## Exercise prompt
Extract all lines from the data beneath that include the word "soil".

## Data records
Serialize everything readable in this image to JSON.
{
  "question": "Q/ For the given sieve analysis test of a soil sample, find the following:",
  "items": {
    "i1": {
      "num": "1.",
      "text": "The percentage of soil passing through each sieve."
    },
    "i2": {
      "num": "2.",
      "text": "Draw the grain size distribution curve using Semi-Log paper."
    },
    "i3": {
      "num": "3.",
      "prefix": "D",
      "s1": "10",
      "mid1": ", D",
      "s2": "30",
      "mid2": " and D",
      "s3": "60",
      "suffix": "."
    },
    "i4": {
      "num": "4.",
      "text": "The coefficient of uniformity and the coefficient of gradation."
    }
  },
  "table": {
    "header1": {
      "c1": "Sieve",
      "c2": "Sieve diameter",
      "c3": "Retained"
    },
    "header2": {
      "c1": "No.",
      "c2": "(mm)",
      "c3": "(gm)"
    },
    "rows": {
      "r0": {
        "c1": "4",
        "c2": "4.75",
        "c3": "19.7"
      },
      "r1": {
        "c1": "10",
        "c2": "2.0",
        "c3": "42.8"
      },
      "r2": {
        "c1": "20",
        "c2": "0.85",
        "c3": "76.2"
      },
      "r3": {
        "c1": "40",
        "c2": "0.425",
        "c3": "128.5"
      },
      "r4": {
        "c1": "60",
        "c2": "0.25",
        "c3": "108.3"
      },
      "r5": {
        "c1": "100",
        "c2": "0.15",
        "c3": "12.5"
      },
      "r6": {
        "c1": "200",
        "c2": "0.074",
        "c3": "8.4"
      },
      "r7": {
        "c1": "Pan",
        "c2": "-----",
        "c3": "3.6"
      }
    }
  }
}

---

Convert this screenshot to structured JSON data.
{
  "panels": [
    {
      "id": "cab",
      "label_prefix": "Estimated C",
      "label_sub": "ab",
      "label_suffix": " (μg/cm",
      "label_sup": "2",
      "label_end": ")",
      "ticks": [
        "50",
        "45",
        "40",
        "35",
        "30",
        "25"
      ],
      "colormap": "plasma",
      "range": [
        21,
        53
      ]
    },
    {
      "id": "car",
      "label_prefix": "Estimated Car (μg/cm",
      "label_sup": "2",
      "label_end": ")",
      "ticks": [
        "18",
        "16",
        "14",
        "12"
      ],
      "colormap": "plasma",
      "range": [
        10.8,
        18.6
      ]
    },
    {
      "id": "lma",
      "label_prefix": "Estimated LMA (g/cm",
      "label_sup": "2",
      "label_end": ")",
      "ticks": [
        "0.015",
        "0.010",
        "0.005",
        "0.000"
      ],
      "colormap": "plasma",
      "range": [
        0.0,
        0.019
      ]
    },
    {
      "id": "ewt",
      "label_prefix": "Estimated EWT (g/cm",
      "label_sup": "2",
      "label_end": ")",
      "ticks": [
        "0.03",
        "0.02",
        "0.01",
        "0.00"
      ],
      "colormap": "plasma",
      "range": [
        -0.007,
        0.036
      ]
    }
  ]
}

## Result of the exercise
  "question": "Q/ For the given sieve analysis test of a soil sample, find the following:",
      "text": "The percentage of soil passing through each sieve."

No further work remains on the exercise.